PROBLEM TO SOLVE
Wherever "actuariel" appears in a line, list that line.

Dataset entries
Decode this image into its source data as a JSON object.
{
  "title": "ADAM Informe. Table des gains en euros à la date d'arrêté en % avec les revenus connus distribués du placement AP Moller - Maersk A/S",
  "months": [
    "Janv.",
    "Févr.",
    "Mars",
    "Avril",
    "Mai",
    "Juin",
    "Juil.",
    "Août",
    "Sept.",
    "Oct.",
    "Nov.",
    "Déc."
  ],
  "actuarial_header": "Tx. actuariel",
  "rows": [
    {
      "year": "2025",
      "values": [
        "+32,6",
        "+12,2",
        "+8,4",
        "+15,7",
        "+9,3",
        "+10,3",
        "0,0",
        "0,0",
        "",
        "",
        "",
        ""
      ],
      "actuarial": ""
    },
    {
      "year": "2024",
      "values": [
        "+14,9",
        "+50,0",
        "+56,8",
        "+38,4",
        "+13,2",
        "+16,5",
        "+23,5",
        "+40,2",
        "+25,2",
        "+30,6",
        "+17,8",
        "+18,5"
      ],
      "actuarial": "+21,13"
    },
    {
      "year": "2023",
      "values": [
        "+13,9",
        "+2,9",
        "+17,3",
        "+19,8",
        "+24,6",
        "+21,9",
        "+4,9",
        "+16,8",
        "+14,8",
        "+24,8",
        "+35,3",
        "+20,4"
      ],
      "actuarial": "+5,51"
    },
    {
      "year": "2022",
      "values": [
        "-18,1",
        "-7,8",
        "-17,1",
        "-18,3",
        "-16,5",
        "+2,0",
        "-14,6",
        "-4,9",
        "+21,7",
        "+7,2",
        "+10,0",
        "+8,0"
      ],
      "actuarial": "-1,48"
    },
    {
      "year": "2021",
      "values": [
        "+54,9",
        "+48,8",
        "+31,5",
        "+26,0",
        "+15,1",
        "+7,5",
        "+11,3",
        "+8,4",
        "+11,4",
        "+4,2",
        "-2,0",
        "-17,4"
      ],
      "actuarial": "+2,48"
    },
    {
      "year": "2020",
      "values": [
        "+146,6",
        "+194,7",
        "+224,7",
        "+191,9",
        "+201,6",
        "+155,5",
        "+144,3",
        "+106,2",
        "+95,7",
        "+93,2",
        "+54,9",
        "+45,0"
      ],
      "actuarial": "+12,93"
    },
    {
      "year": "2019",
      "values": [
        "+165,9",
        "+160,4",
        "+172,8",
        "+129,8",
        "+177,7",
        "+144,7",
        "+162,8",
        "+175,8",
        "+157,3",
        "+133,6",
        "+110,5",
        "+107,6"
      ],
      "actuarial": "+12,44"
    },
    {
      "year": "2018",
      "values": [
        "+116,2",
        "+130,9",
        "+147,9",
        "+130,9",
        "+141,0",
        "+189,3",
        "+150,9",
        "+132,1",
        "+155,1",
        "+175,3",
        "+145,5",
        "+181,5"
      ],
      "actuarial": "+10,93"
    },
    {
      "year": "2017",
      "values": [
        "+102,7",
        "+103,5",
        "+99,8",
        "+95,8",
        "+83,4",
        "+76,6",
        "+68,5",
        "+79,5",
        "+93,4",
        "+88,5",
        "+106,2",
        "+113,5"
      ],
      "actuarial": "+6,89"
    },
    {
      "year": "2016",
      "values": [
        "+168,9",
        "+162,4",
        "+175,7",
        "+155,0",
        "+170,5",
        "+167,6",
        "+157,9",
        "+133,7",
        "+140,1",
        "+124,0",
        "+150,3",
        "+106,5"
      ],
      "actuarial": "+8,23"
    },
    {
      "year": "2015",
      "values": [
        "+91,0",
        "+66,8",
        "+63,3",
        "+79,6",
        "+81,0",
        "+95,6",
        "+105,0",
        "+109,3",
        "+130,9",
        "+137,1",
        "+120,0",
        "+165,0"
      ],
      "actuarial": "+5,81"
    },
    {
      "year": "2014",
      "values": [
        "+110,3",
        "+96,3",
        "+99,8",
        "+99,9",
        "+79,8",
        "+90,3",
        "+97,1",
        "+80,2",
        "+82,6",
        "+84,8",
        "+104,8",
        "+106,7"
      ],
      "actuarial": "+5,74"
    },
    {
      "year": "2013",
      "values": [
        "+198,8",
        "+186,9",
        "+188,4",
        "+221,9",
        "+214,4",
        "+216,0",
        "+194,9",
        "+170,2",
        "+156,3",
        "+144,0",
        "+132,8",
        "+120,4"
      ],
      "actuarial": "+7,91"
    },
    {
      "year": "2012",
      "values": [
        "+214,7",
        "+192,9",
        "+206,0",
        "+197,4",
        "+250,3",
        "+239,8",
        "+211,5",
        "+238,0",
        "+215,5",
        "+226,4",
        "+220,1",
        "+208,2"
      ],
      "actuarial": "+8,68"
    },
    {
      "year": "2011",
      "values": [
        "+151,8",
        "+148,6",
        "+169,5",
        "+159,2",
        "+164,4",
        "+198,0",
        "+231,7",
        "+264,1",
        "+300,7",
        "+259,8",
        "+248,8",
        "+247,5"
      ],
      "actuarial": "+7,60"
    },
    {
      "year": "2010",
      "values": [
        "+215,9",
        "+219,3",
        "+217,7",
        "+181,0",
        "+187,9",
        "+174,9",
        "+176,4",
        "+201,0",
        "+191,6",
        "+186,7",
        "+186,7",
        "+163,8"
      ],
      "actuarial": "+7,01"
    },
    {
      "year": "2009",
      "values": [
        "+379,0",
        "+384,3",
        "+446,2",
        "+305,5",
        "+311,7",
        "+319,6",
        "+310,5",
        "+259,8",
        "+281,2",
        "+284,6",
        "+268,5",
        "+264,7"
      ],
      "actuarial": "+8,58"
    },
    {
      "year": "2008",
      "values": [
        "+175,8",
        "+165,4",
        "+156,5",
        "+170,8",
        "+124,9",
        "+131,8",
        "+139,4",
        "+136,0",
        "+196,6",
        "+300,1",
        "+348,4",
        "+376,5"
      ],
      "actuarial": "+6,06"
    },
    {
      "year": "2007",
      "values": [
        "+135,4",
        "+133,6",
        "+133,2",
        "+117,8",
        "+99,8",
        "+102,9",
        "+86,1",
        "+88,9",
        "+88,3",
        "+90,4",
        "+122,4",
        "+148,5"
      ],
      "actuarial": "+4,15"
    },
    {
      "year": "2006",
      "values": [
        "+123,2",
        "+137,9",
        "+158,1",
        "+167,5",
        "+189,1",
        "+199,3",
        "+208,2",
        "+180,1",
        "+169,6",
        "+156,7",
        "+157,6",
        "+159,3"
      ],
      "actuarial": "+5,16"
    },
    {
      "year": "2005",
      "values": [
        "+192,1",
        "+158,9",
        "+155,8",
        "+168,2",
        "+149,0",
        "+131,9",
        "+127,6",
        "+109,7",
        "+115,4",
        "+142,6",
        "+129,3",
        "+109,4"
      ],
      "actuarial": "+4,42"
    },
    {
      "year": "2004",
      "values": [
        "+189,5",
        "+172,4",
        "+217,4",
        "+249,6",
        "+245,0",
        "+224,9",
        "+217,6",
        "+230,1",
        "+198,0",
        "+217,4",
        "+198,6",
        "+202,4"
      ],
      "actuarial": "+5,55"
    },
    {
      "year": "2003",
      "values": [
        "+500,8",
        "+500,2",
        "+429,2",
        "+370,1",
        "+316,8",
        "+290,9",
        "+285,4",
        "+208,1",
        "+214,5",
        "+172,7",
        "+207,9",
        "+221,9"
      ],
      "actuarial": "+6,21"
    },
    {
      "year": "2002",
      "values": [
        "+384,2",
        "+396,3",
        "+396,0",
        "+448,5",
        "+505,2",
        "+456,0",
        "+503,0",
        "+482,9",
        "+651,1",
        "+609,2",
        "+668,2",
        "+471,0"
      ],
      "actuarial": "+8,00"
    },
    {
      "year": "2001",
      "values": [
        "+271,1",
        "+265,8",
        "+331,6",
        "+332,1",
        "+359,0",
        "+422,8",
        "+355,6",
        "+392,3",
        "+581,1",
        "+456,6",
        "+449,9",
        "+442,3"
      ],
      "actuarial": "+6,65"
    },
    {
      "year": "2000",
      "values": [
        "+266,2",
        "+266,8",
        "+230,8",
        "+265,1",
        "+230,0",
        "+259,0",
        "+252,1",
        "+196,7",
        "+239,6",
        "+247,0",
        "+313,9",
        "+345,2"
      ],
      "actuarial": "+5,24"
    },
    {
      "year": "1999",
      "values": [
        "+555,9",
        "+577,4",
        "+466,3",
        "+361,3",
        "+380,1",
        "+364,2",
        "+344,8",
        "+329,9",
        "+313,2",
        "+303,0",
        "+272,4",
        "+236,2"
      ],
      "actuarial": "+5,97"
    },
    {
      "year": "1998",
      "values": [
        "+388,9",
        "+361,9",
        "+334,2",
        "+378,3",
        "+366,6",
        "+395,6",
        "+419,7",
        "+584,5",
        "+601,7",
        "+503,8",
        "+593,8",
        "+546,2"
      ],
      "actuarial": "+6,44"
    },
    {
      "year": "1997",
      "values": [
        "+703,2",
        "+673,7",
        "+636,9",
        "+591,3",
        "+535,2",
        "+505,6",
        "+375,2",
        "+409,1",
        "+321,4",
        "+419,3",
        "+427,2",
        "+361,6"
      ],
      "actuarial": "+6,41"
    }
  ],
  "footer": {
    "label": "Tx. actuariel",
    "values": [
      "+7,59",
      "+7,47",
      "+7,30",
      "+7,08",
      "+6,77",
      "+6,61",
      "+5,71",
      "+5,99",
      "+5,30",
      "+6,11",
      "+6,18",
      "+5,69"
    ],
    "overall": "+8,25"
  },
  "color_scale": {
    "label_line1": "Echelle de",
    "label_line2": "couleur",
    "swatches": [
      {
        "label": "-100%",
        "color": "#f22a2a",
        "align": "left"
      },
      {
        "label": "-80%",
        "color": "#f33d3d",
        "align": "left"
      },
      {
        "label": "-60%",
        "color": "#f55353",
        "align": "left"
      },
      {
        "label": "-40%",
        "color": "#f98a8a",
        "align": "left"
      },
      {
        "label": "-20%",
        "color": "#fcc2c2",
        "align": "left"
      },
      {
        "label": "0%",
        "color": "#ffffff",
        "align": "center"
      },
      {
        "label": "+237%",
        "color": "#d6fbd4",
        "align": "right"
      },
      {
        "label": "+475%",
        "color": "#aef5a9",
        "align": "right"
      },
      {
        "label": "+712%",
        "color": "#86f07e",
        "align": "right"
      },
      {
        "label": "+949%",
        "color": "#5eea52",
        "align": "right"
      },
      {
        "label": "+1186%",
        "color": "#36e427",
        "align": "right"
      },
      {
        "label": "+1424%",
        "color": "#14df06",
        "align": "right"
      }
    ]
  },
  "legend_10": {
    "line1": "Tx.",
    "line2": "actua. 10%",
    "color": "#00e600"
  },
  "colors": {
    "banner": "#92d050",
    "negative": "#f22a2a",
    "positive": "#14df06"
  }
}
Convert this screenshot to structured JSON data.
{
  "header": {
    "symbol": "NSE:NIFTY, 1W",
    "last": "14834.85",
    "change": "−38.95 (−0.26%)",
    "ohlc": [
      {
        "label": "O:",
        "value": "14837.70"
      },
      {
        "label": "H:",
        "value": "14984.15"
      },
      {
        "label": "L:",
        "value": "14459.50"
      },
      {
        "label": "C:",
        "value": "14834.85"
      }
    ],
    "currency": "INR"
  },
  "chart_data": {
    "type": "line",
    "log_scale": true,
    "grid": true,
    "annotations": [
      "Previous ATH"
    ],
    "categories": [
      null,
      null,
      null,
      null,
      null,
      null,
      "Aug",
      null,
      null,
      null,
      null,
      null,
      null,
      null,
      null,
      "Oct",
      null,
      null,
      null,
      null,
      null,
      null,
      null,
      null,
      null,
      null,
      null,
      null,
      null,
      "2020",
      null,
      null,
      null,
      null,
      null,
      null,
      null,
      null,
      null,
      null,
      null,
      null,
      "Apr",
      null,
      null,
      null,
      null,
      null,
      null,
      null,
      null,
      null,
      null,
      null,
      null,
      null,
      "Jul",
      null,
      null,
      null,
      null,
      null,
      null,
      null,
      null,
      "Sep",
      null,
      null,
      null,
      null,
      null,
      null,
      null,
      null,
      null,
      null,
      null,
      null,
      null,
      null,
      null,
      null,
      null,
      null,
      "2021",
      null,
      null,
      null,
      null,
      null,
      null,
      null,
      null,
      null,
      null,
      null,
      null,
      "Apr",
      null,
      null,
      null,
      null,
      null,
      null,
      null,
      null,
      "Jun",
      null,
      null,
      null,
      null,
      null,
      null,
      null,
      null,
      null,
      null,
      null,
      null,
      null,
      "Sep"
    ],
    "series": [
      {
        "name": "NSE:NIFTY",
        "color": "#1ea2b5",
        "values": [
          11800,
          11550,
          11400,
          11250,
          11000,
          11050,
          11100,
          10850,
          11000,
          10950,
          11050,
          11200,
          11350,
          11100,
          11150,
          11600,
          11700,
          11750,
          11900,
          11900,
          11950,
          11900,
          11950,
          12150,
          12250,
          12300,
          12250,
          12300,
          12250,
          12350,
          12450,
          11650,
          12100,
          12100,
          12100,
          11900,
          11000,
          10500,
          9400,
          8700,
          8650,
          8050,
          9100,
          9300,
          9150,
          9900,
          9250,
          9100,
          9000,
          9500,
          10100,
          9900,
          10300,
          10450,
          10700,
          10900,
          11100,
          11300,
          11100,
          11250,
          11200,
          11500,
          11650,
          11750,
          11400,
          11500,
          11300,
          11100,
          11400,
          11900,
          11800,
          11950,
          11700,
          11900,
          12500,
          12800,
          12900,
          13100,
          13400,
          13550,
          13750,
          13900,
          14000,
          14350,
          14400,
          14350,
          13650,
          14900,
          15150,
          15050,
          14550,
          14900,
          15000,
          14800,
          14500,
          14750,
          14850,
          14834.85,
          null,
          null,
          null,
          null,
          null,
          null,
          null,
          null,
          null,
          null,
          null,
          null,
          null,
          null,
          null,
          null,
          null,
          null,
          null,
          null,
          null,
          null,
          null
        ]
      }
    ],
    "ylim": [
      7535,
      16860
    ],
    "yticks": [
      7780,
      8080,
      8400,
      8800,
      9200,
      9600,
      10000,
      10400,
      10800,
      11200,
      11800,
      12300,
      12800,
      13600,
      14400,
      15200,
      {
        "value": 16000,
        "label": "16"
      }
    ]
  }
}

RESPONSE
  "actuarial_header": "Tx. actuariel",
    "label": "Tx. actuariel",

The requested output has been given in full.